§ Tarefa solicitada
Informe, com base no texto sobre o acordo comercial entre a Índia e a União Europeia, para quanto cairão as tarifas indianas sobre carros de luxo.

§ Trecho apresentado

#####

Índia e União Europeia selam acordo comercial inédito

A Índia e a União Europeia consolidaram, nesta terça-feira (27), o que o primeiro-ministro Narendra Modi classificou como a “mãe de todos os acordos”. O tratado de livre comércio, finalizado durante a 16ª Cimeira Índia-UE em Nova Deli, encerra quase duas décadas de negociações intermitentes e cria uma zona comercial que abrange cerca de 2 bilhões de pessoas.

O movimento ocorre em um contexto de realinhamento geopolítico, servindo como uma barreira estratégica contra a instabilidade tarifária dos Estados Unidos sob a administração de Donald Trump.

O pacto prevê reduções tarifárias drásticas e abrangentes. A Índia concordou em reduzir as taxas sobre 96,6% das exportações da UE, com destaque para o setor automotivo, onde as tarifas sobre carros de luxo cairão de 110% para até 10% sob um sistema de cotas.

Outros setores europeus beneficiados incluem maquinários (taxas de 44% cairão para zero), produtos farmacêuticos e químicos. No setor agrícola, o azeite de oliva europeu terá acesso isento de impostos, e as tarifas sobre vinhos e bebidas espirituosas sofrerão cortes graduais significativos.

Em contrapartida, a UE eliminará tarifas sobre 99,5% dos bens indianos, impulsionando setores de mão de obra intensiva como têxteis, vestuário, couro e joalheria, que agora ganham uma vantagem competitiva crucial no mercado europeu.

Apesar da magnitude do acordo, setores sensíveis foram protegidos: a Índia excluiu laticínios e cereais para proteger seus pequenos produtores, enquanto a UE manteve restrições sobre o açúcar e certas carnes indianas.

Além do comércio de bens, o tratado abre 144 setores de serviços e estabelece uma parceria de segurança e defesa, sinalizando que a relação entre Bruxelas e Nova Deli evoluiu para uma âncora estratégica global.

Com a conclusão das negociações, o texto passará por uma revisão jurídica de aproximadamente seis meses, com expectativa de implementação total até o início de 2027.

#####

§ Linhas fornecidas
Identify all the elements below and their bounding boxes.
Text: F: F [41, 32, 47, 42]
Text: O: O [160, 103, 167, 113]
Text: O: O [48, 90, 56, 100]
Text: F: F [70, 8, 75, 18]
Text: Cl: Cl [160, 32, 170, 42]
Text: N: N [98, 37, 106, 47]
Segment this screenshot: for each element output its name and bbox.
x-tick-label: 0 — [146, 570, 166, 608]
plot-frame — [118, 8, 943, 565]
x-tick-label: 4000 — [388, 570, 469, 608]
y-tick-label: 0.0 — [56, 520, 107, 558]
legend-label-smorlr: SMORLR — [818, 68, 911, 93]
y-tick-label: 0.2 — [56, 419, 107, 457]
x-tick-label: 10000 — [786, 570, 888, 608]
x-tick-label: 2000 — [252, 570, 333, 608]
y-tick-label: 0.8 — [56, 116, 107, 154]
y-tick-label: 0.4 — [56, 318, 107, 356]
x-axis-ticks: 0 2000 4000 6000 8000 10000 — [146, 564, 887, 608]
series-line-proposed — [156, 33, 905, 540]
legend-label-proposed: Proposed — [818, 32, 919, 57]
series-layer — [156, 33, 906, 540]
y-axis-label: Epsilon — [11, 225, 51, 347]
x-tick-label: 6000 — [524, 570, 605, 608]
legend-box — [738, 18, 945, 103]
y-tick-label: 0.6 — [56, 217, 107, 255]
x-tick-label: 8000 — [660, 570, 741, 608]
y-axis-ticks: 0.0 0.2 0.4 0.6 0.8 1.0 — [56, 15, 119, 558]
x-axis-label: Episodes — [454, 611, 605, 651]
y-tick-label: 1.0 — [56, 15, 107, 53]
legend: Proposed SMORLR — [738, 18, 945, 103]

#####

§ Resultado da tarefa
Cairão de 110% para até 10%, sob um sistema de cotas.